→ **Exercise goal**: Assemble all lines in which the string "honom" appears.

------------------------

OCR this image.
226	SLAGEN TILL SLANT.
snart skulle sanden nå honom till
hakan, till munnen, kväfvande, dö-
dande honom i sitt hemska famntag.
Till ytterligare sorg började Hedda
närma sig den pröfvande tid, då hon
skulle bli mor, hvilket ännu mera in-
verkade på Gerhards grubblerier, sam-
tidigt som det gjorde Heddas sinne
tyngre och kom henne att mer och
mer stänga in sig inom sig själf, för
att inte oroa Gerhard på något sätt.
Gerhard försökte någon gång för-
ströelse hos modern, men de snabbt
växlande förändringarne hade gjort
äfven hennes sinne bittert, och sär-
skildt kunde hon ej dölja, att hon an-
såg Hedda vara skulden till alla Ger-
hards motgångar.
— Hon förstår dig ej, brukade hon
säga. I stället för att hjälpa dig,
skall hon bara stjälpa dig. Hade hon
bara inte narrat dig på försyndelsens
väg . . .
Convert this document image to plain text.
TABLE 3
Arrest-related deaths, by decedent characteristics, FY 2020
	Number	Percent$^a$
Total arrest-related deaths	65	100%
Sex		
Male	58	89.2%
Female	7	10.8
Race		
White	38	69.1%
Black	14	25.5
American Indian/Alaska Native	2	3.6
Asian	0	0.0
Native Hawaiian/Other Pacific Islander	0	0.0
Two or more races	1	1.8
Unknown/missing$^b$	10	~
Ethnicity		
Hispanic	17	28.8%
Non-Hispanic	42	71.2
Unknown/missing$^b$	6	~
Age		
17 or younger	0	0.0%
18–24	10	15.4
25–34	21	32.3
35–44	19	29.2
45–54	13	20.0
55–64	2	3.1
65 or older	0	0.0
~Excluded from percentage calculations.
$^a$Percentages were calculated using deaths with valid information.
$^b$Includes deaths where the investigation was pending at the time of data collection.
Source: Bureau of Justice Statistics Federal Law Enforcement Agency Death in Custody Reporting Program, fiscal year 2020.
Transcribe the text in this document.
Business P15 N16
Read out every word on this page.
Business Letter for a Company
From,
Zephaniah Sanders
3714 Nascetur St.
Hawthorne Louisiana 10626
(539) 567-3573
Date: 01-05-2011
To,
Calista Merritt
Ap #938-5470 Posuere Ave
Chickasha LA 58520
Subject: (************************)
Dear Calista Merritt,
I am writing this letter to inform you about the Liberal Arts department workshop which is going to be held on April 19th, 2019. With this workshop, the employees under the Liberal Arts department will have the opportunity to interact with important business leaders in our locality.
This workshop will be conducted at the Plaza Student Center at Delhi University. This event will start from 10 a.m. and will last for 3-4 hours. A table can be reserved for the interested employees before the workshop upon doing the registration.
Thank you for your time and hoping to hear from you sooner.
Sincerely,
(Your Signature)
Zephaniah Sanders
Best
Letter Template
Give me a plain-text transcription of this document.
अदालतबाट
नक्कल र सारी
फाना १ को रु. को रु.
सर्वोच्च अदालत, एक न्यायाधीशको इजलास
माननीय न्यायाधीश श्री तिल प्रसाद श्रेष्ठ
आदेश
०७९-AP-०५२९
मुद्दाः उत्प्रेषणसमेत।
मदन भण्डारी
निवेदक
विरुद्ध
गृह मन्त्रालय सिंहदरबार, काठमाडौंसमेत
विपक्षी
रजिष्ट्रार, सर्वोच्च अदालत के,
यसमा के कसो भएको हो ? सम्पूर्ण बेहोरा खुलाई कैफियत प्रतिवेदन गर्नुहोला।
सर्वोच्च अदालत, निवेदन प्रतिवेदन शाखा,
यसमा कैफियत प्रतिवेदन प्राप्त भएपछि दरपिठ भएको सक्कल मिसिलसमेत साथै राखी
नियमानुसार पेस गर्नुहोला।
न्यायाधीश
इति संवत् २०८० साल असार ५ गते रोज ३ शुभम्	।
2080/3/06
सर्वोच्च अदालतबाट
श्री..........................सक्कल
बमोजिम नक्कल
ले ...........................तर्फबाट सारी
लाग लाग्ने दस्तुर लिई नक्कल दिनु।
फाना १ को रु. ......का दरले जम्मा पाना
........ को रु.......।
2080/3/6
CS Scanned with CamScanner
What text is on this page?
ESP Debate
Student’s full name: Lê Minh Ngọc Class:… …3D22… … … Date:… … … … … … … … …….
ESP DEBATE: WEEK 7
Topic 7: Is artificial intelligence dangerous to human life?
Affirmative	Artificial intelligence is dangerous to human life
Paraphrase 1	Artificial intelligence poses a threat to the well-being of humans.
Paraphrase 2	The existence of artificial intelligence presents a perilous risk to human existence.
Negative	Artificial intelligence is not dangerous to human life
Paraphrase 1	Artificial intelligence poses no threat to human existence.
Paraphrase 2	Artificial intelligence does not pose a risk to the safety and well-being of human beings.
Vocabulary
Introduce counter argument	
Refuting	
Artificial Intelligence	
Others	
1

------------------------

→ **Response below**:
snart skulle sanden nå honom till
dande honom i sitt hemska famntag.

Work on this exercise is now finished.